EXERCISE DIRECTIONS: Send each entry back exactly as given, pictures excluded.

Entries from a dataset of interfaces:
----------------------------------------

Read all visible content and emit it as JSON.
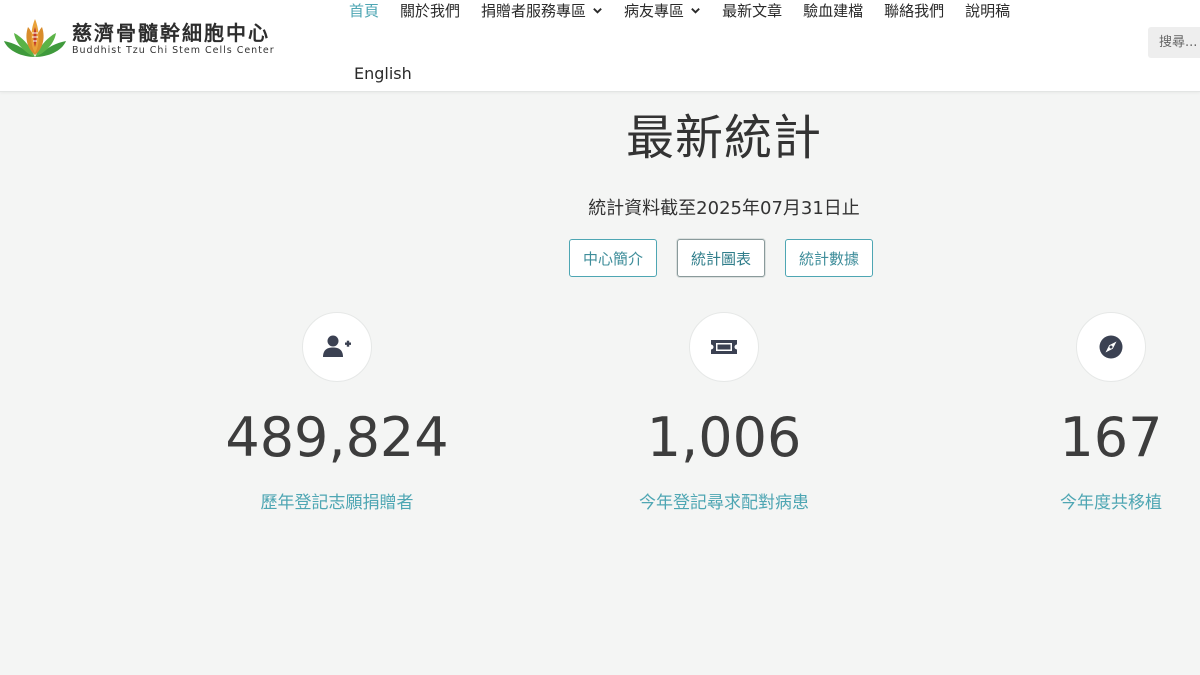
{
  "brand": {
    "name_cn": "慈濟骨髓幹細胞中心",
    "name_en": "Buddhist Tzu Chi Stem Cells Center"
  },
  "nav": {
    "items": [
      {
        "label": "首頁",
        "active": true,
        "dropdown": false
      },
      {
        "label": "關於我們",
        "active": false,
        "dropdown": false
      },
      {
        "label": "捐贈者服務專區",
        "active": false,
        "dropdown": true
      },
      {
        "label": "病友專區",
        "active": false,
        "dropdown": true
      },
      {
        "label": "最新文章",
        "active": false,
        "dropdown": false
      },
      {
        "label": "驗血建檔",
        "active": false,
        "dropdown": false
      },
      {
        "label": "聯絡我們",
        "active": false,
        "dropdown": false
      },
      {
        "label": "說明稿",
        "active": false,
        "dropdown": false
      }
    ],
    "english": "English"
  },
  "search": {
    "placeholder": "搜尋..."
  },
  "main": {
    "title": "最新統計",
    "subtitle": "統計資料截至2025年07月31日止",
    "buttons": [
      {
        "label": "中心簡介"
      },
      {
        "label": "統計圖表",
        "selected": true
      },
      {
        "label": "統計數據"
      }
    ]
  },
  "stats": [
    {
      "icon": "user-plus-icon",
      "value": "489,824",
      "label": "歷年登記志願捐贈者"
    },
    {
      "icon": "ticket-icon",
      "value": "1,006",
      "label": "今年登記尋求配對病患"
    },
    {
      "icon": "compass-icon",
      "value": "167",
      "label": "今年度共移植"
    }
  ],
  "colors": {
    "accent": "#4ea6b3",
    "icon_dark": "#3b4152",
    "background": "#f4f5f4"
  }
}
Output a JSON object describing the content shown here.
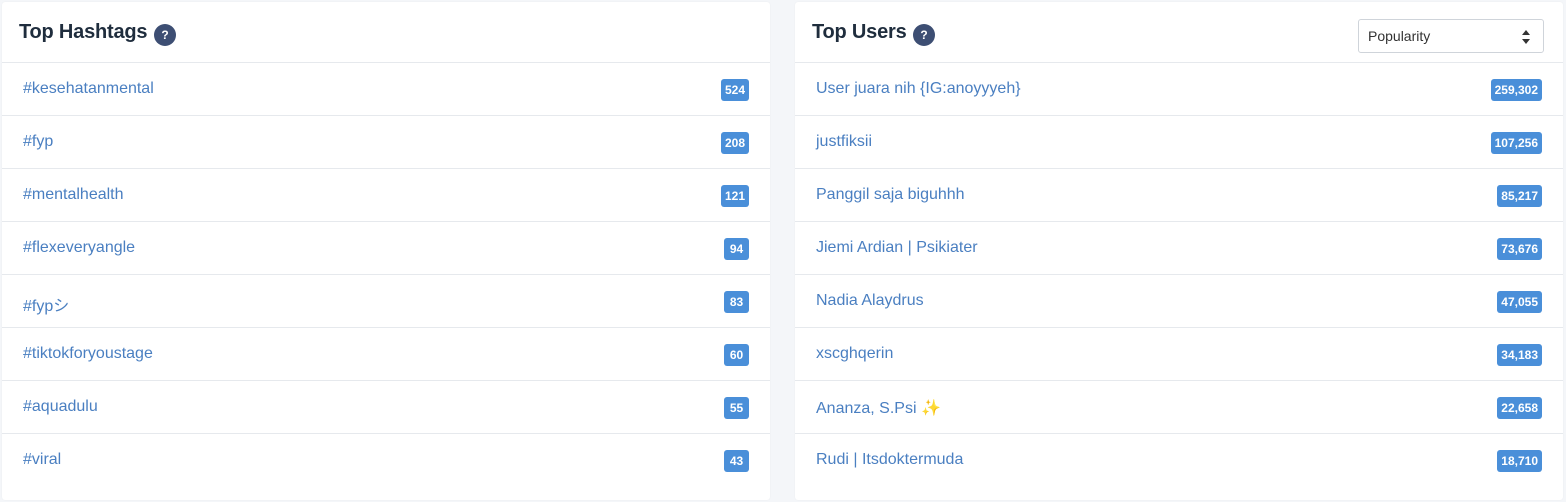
{
  "hashtags": {
    "title": "Top Hashtags",
    "help": "?",
    "items": [
      {
        "label": "#kesehatanmental",
        "count": "524"
      },
      {
        "label": "#fyp",
        "count": "208"
      },
      {
        "label": "#mentalhealth",
        "count": "121"
      },
      {
        "label": "#flexeveryangle",
        "count": "94"
      },
      {
        "label": "#fypシ",
        "count": "83"
      },
      {
        "label": "#tiktokforyoustage",
        "count": "60"
      },
      {
        "label": "#aquadulu",
        "count": "55"
      },
      {
        "label": "#viral",
        "count": "43"
      }
    ]
  },
  "users": {
    "title": "Top Users",
    "help": "?",
    "sort": {
      "selected": "Popularity"
    },
    "items": [
      {
        "label": "User juara nih {IG:anoyyyeh}",
        "count": "259,302"
      },
      {
        "label": "justfiksii",
        "count": "107,256"
      },
      {
        "label": "Panggil saja biguhhh",
        "count": "85,217"
      },
      {
        "label": "Jiemi Ardian | Psikiater",
        "count": "73,676"
      },
      {
        "label": "Nadia Alaydrus",
        "count": "47,055"
      },
      {
        "label": "xscghqerin",
        "count": "34,183"
      },
      {
        "label": "Ananza, S.Psi ✨",
        "count": "22,658"
      },
      {
        "label": "Rudi | Itsdoktermuda",
        "count": "18,710"
      }
    ]
  }
}
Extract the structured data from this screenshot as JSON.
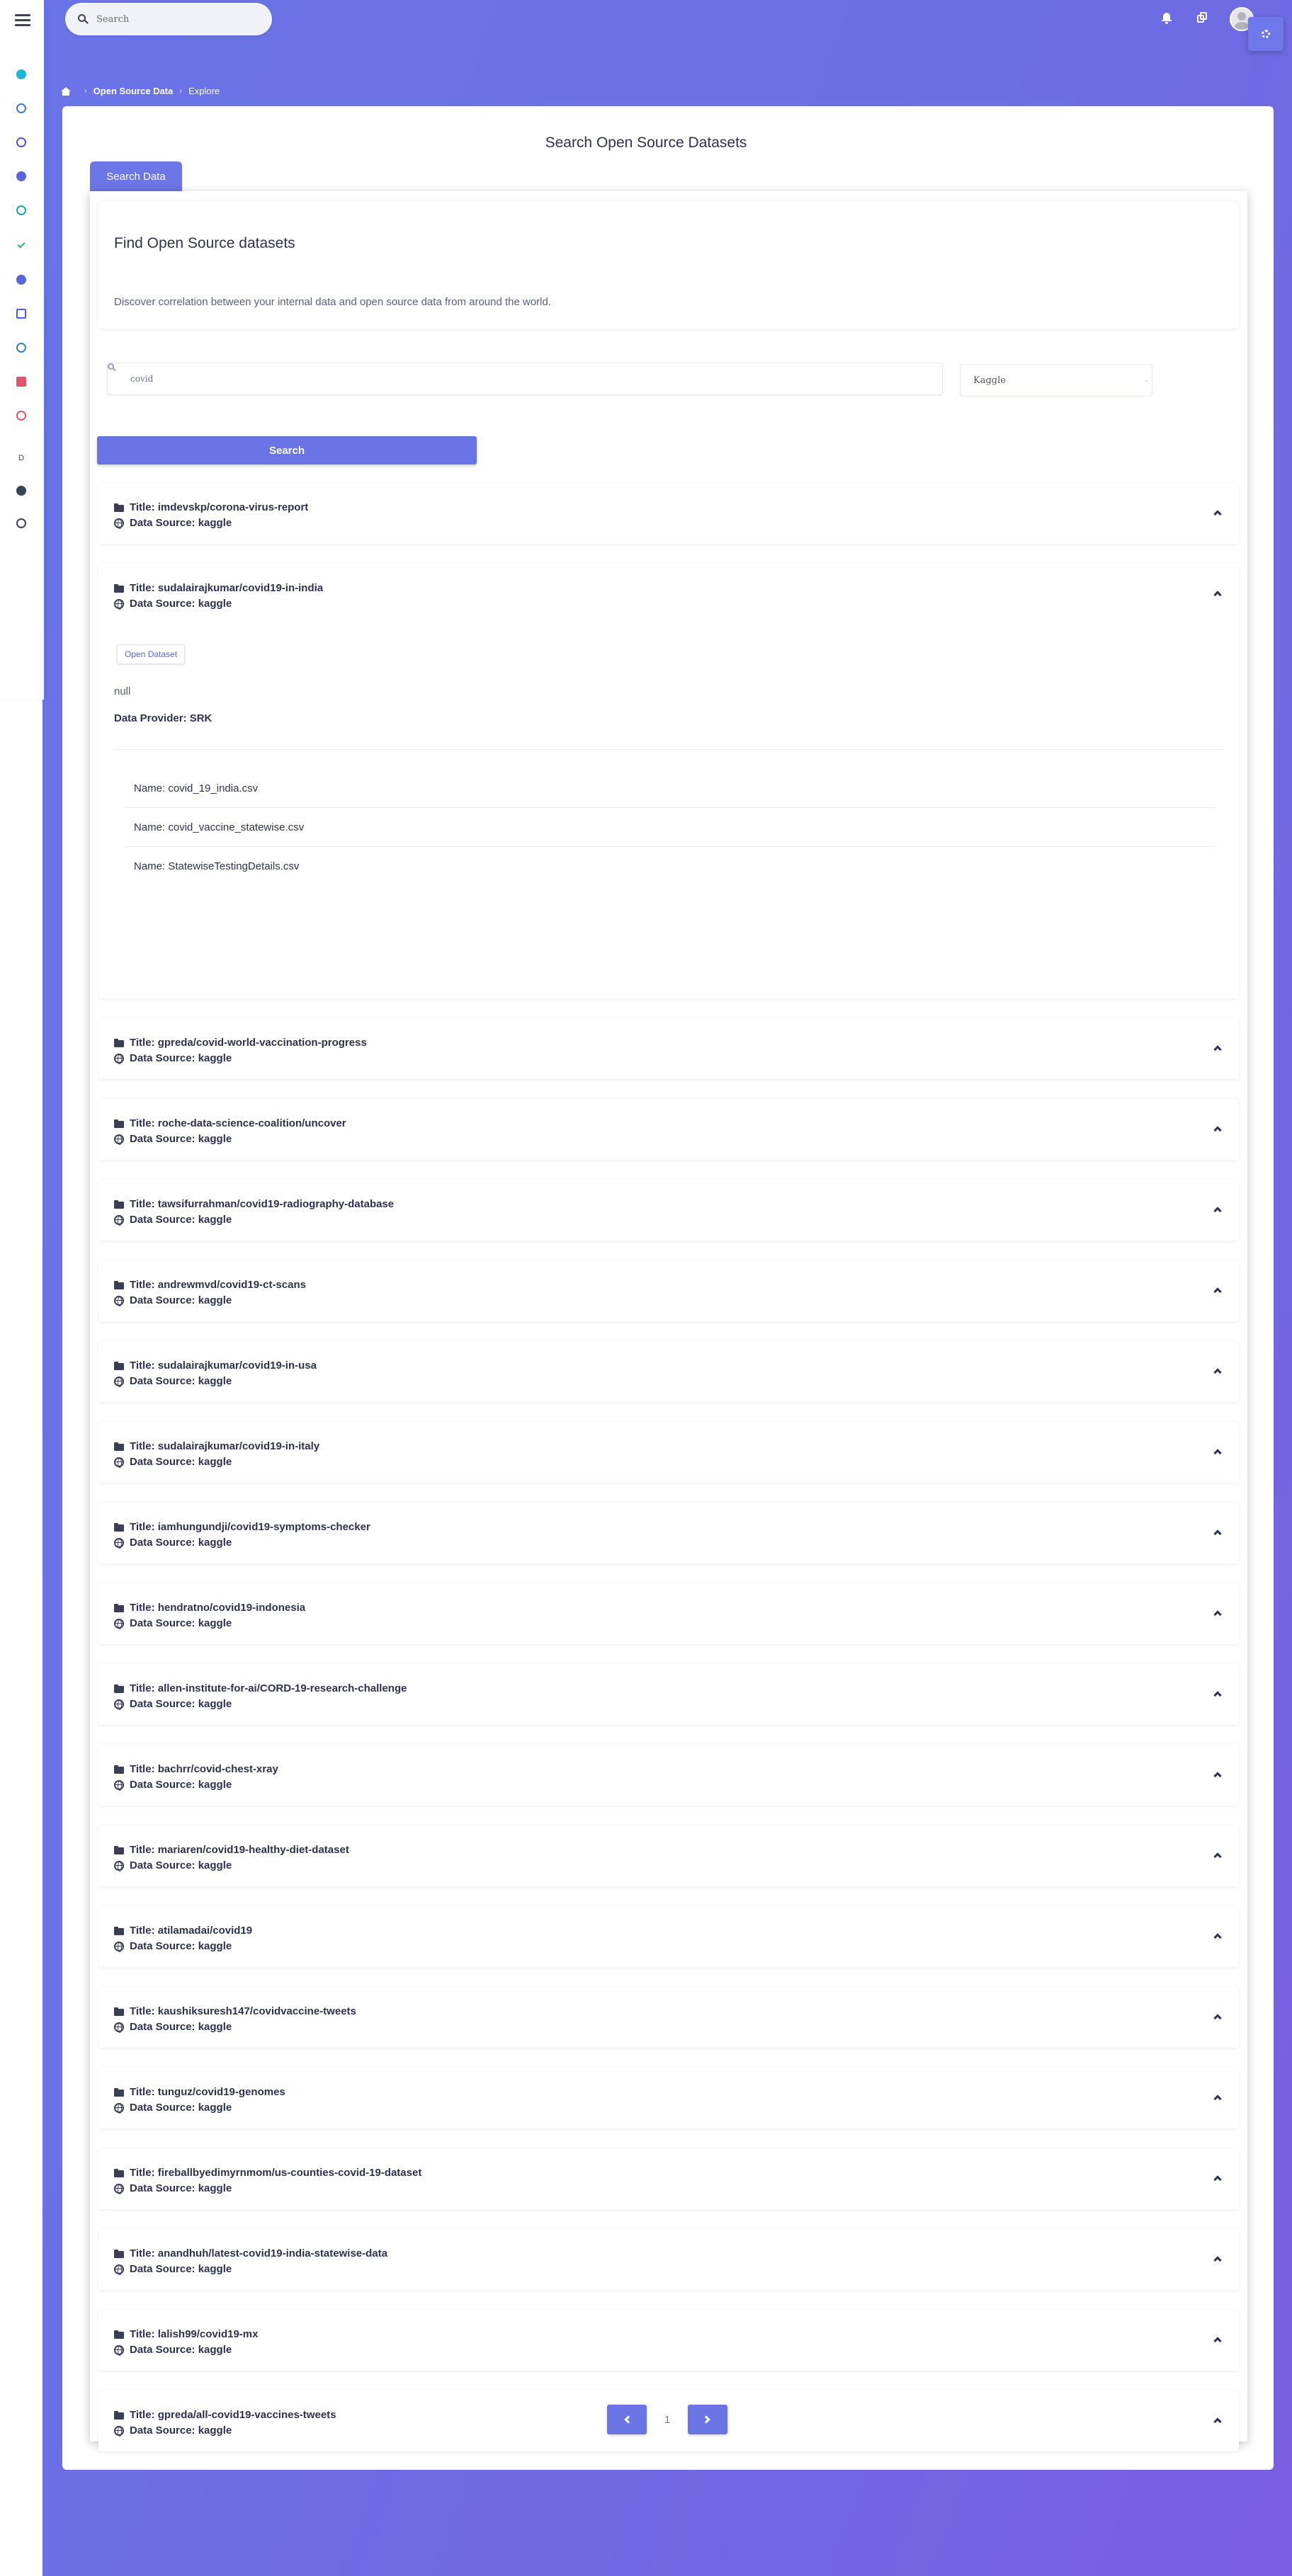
{
  "topbar": {
    "search_placeholder": "Search",
    "dots": "··"
  },
  "breadcrumb": {
    "items": [
      "Open Source Data",
      "Explore"
    ]
  },
  "page": {
    "title": "Search Open Source Datasets",
    "tab_label": "Search Data"
  },
  "intro": {
    "heading": "Find Open Source datasets",
    "description": "Discover correlation between your internal data and open source data from around the world."
  },
  "search": {
    "query_value": "covid",
    "source_selected": "Kaggle",
    "button_label": "Search"
  },
  "labels": {
    "title_prefix": "Title: ",
    "source_prefix": "Data Source: ",
    "open_dataset": "Open Dataset",
    "provider_prefix": "Data Provider: ",
    "file_prefix": "Name: "
  },
  "results": [
    {
      "title": "imdevskp/corona-virus-report",
      "source": "kaggle"
    },
    {
      "title": "sudalairajkumar/covid19-in-india",
      "source": "kaggle",
      "expanded": true,
      "description": "null",
      "provider": "SRK",
      "files": [
        "covid_19_india.csv",
        "covid_vaccine_statewise.csv",
        "StatewiseTestingDetails.csv"
      ]
    },
    {
      "title": "gpreda/covid-world-vaccination-progress",
      "source": "kaggle"
    },
    {
      "title": "roche-data-science-coalition/uncover",
      "source": "kaggle"
    },
    {
      "title": "tawsifurrahman/covid19-radiography-database",
      "source": "kaggle"
    },
    {
      "title": "andrewmvd/covid19-ct-scans",
      "source": "kaggle"
    },
    {
      "title": "sudalairajkumar/covid19-in-usa",
      "source": "kaggle"
    },
    {
      "title": "sudalairajkumar/covid19-in-italy",
      "source": "kaggle"
    },
    {
      "title": "iamhungundji/covid19-symptoms-checker",
      "source": "kaggle"
    },
    {
      "title": "hendratno/covid19-indonesia",
      "source": "kaggle"
    },
    {
      "title": "allen-institute-for-ai/CORD-19-research-challenge",
      "source": "kaggle"
    },
    {
      "title": "bachrr/covid-chest-xray",
      "source": "kaggle"
    },
    {
      "title": "mariaren/covid19-healthy-diet-dataset",
      "source": "kaggle"
    },
    {
      "title": "atilamadai/covid19",
      "source": "kaggle"
    },
    {
      "title": "kaushiksuresh147/covidvaccine-tweets",
      "source": "kaggle"
    },
    {
      "title": "tunguz/covid19-genomes",
      "source": "kaggle"
    },
    {
      "title": "fireballbyedimyrnmom/us-counties-covid-19-dataset",
      "source": "kaggle"
    },
    {
      "title": "anandhuh/latest-covid19-india-statewise-data",
      "source": "kaggle"
    },
    {
      "title": "lalish99/covid19-mx",
      "source": "kaggle"
    },
    {
      "title": "gpreda/all-covid19-vaccines-tweets",
      "source": "kaggle"
    }
  ],
  "pagination": {
    "current_page": "1"
  },
  "colors": {
    "accent": "#6a74e4",
    "gradient_start": "#6a74e6",
    "gradient_end": "#7a5fe0"
  },
  "sidebar_icons": [
    {
      "name": "analytics-icon",
      "color": "#1fb6d6"
    },
    {
      "name": "compass-icon",
      "color": "#3a7bd5"
    },
    {
      "name": "search-data-icon",
      "color": "#5a4fcf"
    },
    {
      "name": "cog-icon",
      "color": "#5a67d8"
    },
    {
      "name": "layers-icon",
      "color": "#1aa7a7"
    },
    {
      "name": "check-icon",
      "color": "#2bb673"
    },
    {
      "name": "settings-icon",
      "color": "#5a67d8"
    },
    {
      "name": "briefcase-icon",
      "color": "#4a5be0"
    },
    {
      "name": "explore-icon",
      "color": "#3a7bd5"
    },
    {
      "name": "calendar-icon",
      "color": "#e0556b"
    },
    {
      "name": "magic-icon",
      "color": "#e0556b"
    },
    {
      "name": "d-icon",
      "color": "#3c4257"
    },
    {
      "name": "music-icon",
      "color": "#3c4257"
    },
    {
      "name": "palette-icon",
      "color": "#3c4257"
    }
  ]
}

----------------------------------------

RESPONSE TO THIS TASK:
Read all visible content and emit it as JSON.
{
  "brand": {
    "name_cn": "慈濟骨髓幹細胞中心",
    "name_en": "Buddhist Tzu Chi Stem Cells Center"
  },
  "nav": {
    "items": [
      {
        "label": "首頁",
        "active": true,
        "dropdown": false
      },
      {
        "label": "關於我們",
        "active": false,
        "dropdown": false
      },
      {
        "label": "捐贈者服務專區",
        "active": false,
        "dropdown": true
      },
      {
        "label": "病友專區",
        "active": false,
        "dropdown": true
      },
      {
        "label": "最新文章",
        "active": false,
        "dropdown": false
      },
      {
        "label": "驗血建檔",
        "active": false,
        "dropdown": false
      },
      {
        "label": "聯絡我們",
        "active": false,
        "dropdown": false
      },
      {
        "label": "說明稿",
        "active": false,
        "dropdown": false
      }
    ],
    "english": "English"
  },
  "search": {
    "placeholder": "搜尋..."
  },
  "main": {
    "title": "最新統計",
    "subtitle": "統計資料截至2025年07月31日止",
    "buttons": [
      {
        "label": "中心簡介"
      },
      {
        "label": "統計圖表",
        "selected": true
      },
      {
        "label": "統計數據"
      }
    ]
  },
  "stats": [
    {
      "icon": "user-plus-icon",
      "value": "489,824",
      "label": "歷年登記志願捐贈者"
    },
    {
      "icon": "ticket-icon",
      "value": "1,006",
      "label": "今年登記尋求配對病患"
    },
    {
      "icon": "compass-icon",
      "value": "167",
      "label": "今年度共移植"
    }
  ],
  "colors": {
    "accent": "#4ea6b3",
    "icon_dark": "#3b4152",
    "background": "#f4f5f4"
  }
}
Output a JSON object describing the content shown here.
{
  "hashtags": {
    "title": "Top Hashtags",
    "help": "?",
    "items": [
      {
        "label": "#kesehatanmental",
        "count": "524"
      },
      {
        "label": "#fyp",
        "count": "208"
      },
      {
        "label": "#mentalhealth",
        "count": "121"
      },
      {
        "label": "#flexeveryangle",
        "count": "94"
      },
      {
        "label": "#fypシ",
        "count": "83"
      },
      {
        "label": "#tiktokforyoustage",
        "count": "60"
      },
      {
        "label": "#aquadulu",
        "count": "55"
      },
      {
        "label": "#viral",
        "count": "43"
      }
    ]
  },
  "users": {
    "title": "Top Users",
    "help": "?",
    "sort": {
      "selected": "Popularity"
    },
    "items": [
      {
        "label": "User juara nih {IG:anoyyyeh}",
        "count": "259,302"
      },
      {
        "label": "justfiksii",
        "count": "107,256"
      },
      {
        "label": "Panggil saja biguhhh",
        "count": "85,217"
      },
      {
        "label": "Jiemi Ardian | Psikiater",
        "count": "73,676"
      },
      {
        "label": "Nadia Alaydrus",
        "count": "47,055"
      },
      {
        "label": "xscghqerin",
        "count": "34,183"
      },
      {
        "label": "Ananza, S.Psi ✨",
        "count": "22,658"
      },
      {
        "label": "Rudi | Itsdoktermuda",
        "count": "18,710"
      }
    ]
  }
}
Extract the structured data from this screenshot as JSON.
{
  "topbar": {
    "search_placeholder": "Search",
    "dots": "··"
  },
  "breadcrumb": {
    "items": [
      "Open Source Data",
      "Explore"
    ]
  },
  "page": {
    "title": "Search Open Source Datasets",
    "tab_label": "Search Data"
  },
  "intro": {
    "heading": "Find Open Source datasets",
    "description": "Discover correlation between your internal data and open source data from around the world."
  },
  "search": {
    "query_value": "covid",
    "source_selected": "Kaggle",
    "button_label": "Search"
  },
  "labels": {
    "title_prefix": "Title: ",
    "source_prefix": "Data Source: ",
    "open_dataset": "Open Dataset",
    "provider_prefix": "Data Provider: ",
    "file_prefix": "Name: "
  },
  "results": [
    {
      "title": "imdevskp/corona-virus-report",
      "source": "kaggle"
    },
    {
      "title": "sudalairajkumar/covid19-in-india",
      "source": "kaggle",
      "expanded": true,
      "description": "null",
      "provider": "SRK",
      "files": [
        "covid_19_india.csv",
        "covid_vaccine_statewise.csv",
        "StatewiseTestingDetails.csv"
      ]
    },
    {
      "title": "gpreda/covid-world-vaccination-progress",
      "source": "kaggle"
    },
    {
      "title": "roche-data-science-coalition/uncover",
      "source": "kaggle"
    },
    {
      "title": "tawsifurrahman/covid19-radiography-database",
      "source": "kaggle"
    },
    {
      "title": "andrewmvd/covid19-ct-scans",
      "source": "kaggle"
    },
    {
      "title": "sudalairajkumar/covid19-in-usa",
      "source": "kaggle"
    },
    {
      "title": "sudalairajkumar/covid19-in-italy",
      "source": "kaggle"
    },
    {
      "title": "iamhungundji/covid19-symptoms-checker",
      "source": "kaggle"
    },
    {
      "title": "hendratno/covid19-indonesia",
      "source": "kaggle"
    },
    {
      "title": "allen-institute-for-ai/CORD-19-research-challenge",
      "source": "kaggle"
    },
    {
      "title": "bachrr/covid-chest-xray",
      "source": "kaggle"
    },
    {
      "title": "mariaren/covid19-healthy-diet-dataset",
      "source": "kaggle"
    },
    {
      "title": "atilamadai/covid19",
      "source": "kaggle"
    },
    {
      "title": "kaushiksuresh147/covidvaccine-tweets",
      "source": "kaggle"
    },
    {
      "title": "tunguz/covid19-genomes",
      "source": "kaggle"
    },
    {
      "title": "fireballbyedimyrnmom/us-counties-covid-19-dataset",
      "source": "kaggle"
    },
    {
      "title": "anandhuh/latest-covid19-india-statewise-data",
      "source": "kaggle"
    },
    {
      "title": "lalish99/covid19-mx",
      "source": "kaggle"
    },
    {
      "title": "gpreda/all-covid19-vaccines-tweets",
      "source": "kaggle"
    }
  ],
  "pagination": {
    "current_page": "1"
  },
  "colors": {
    "accent": "#6a74e4",
    "gradient_start": "#6a74e6",
    "gradient_end": "#7a5fe0"
  },
  "sidebar_icons": [
    {
      "name": "analytics-icon",
      "color": "#1fb6d6"
    },
    {
      "name": "compass-icon",
      "color": "#3a7bd5"
    },
    {
      "name": "search-data-icon",
      "color": "#5a4fcf"
    },
    {
      "name": "cog-icon",
      "color": "#5a67d8"
    },
    {
      "name": "layers-icon",
      "color": "#1aa7a7"
    },
    {
      "name": "check-icon",
      "color": "#2bb673"
    },
    {
      "name": "settings-icon",
      "color": "#5a67d8"
    },
    {
      "name": "briefcase-icon",
      "color": "#4a5be0"
    },
    {
      "name": "explore-icon",
      "color": "#3a7bd5"
    },
    {
      "name": "calendar-icon",
      "color": "#e0556b"
    },
    {
      "name": "magic-icon",
      "color": "#e0556b"
    },
    {
      "name": "d-icon",
      "color": "#3c4257"
    },
    {
      "name": "music-icon",
      "color": "#3c4257"
    },
    {
      "name": "palette-icon",
      "color": "#3c4257"
    }
  ]
}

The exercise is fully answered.